Stated problem:
Return each line that holds the word "with".

Provided data:
::::::::
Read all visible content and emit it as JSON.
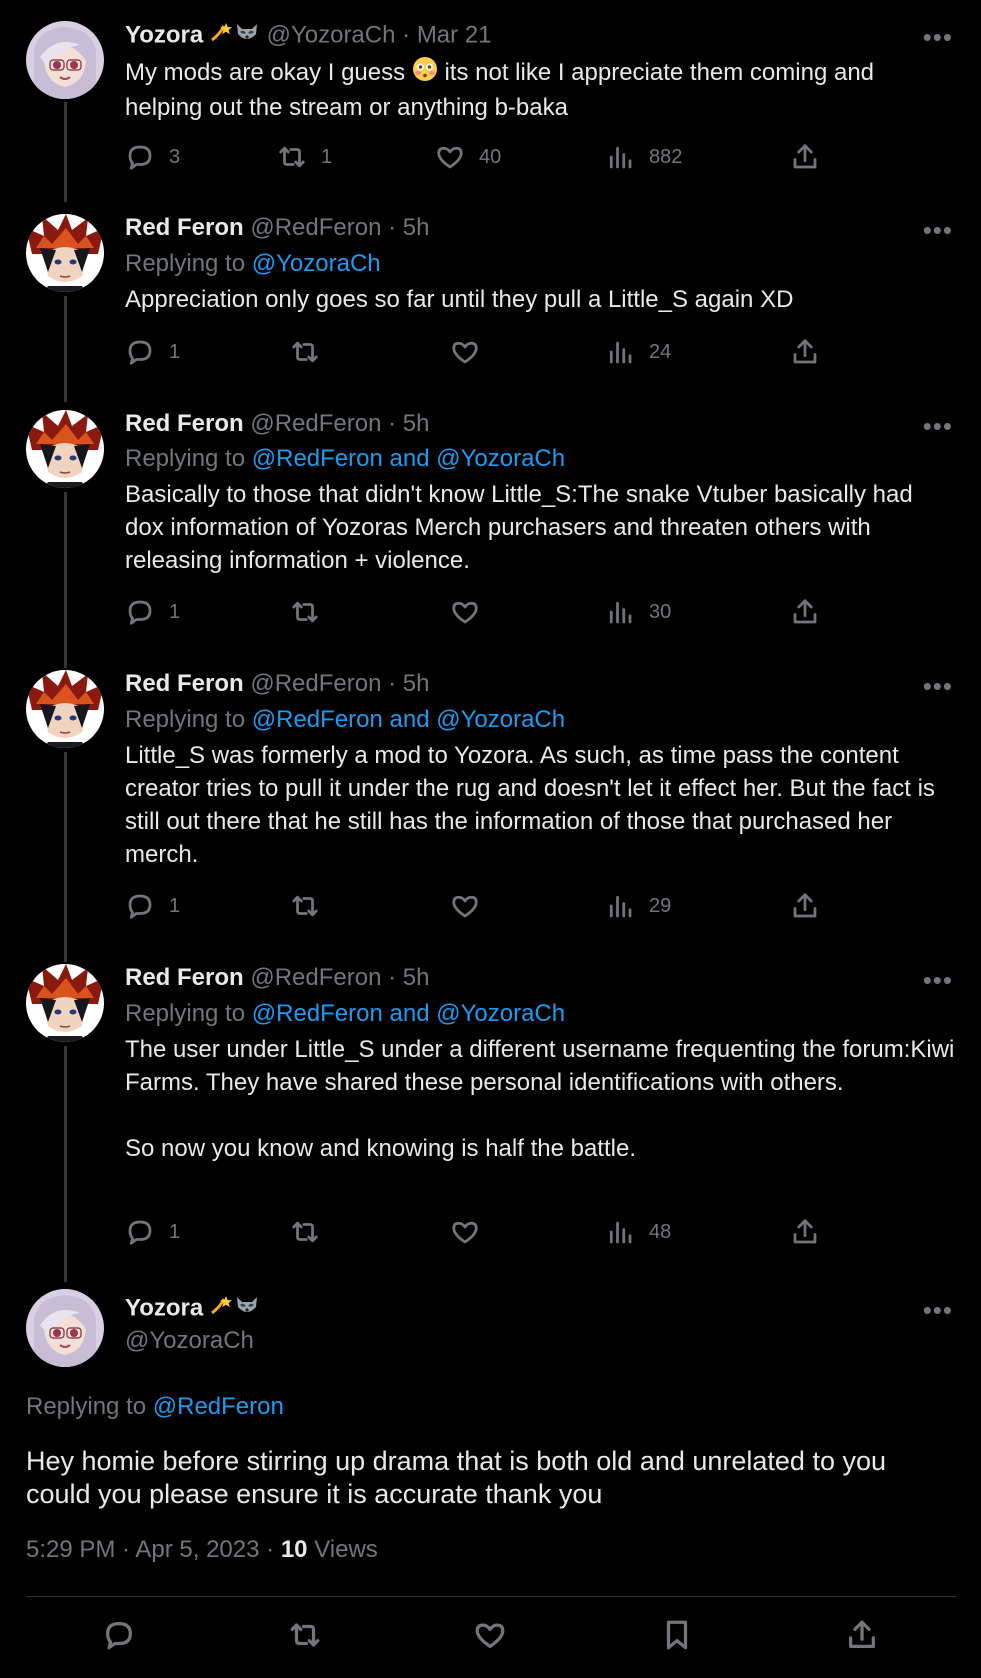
{
  "tweets": [
    {
      "name": "Yozora",
      "handle": "@YozoraCh",
      "time": "Mar 21",
      "replying_prefix": "",
      "replying_to": "",
      "text": "My mods are okay I guess 😳 its not like I appreciate them coming and helping out the stream or anything b-baka",
      "replies": "3",
      "reposts": "1",
      "likes": "40",
      "views": "882"
    },
    {
      "name": "Red Feron",
      "handle": "@RedFeron",
      "time": "5h",
      "replying_prefix": "Replying to",
      "replying_to": "@YozoraCh",
      "text": "Appreciation only goes so far until they pull a Little_S again XD",
      "replies": "1",
      "reposts": "",
      "likes": "",
      "views": "24"
    },
    {
      "name": "Red Feron",
      "handle": "@RedFeron",
      "time": "5h",
      "replying_prefix": "Replying to",
      "replying_to": "@RedFeron and @YozoraCh",
      "text": "Basically to those that didn't know Little_S:The snake Vtuber basically had dox information of Yozoras Merch purchasers and threaten others with releasing information + violence.",
      "replies": "1",
      "reposts": "",
      "likes": "",
      "views": "30"
    },
    {
      "name": "Red Feron",
      "handle": "@RedFeron",
      "time": "5h",
      "replying_prefix": "Replying to",
      "replying_to": "@RedFeron and @YozoraCh",
      "text": "Little_S was formerly a mod to Yozora. As such, as time pass the content creator tries to pull it under the rug and doesn't let it effect her. But the fact is still out there that he still has the information of those that purchased her merch.",
      "replies": "1",
      "reposts": "",
      "likes": "",
      "views": "29"
    },
    {
      "name": "Red Feron",
      "handle": "@RedFeron",
      "time": "5h",
      "replying_prefix": "Replying to",
      "replying_to": "@RedFeron and @YozoraCh",
      "text": "The user under Little_S under a different username frequenting the forum:Kiwi Farms. They have shared these personal identifications with others.\n\nSo now you know and knowing is half the battle.",
      "replies": "1",
      "reposts": "",
      "likes": "",
      "views": "48"
    }
  ],
  "main": {
    "name": "Yozora",
    "handle": "@YozoraCh",
    "replying_prefix": "Replying to",
    "replying_to": "@RedFeron",
    "text": "Hey homie before stirring up drama that is both old and unrelated to you could you please ensure it is accurate thank you",
    "meta_time": "5:29 PM · Apr 5, 2023 · ",
    "views_count": "10",
    "views_label": "Views"
  },
  "icons": [
    "reply-icon",
    "repost-icon",
    "like-icon",
    "views-icon",
    "share-icon",
    "bookmark-icon",
    "more-icon"
  ],
  "colors": {
    "background": "#000000",
    "text": "#e7e9ea",
    "muted": "#71767b",
    "link": "#1d9bf0",
    "divider": "#2f3336"
  }
}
::::::::
In response:
      "text": "Basically to those that didn't know Little_S:The snake Vtuber basically had dox information of Yozoras Merch purchasers and threaten others with releasing information + violence.",
      "text": "The user under Little_S under a different username frequenting the forum:Kiwi Farms. They have shared these personal identifications with others.\n\nSo now you know and knowing is half the battle.",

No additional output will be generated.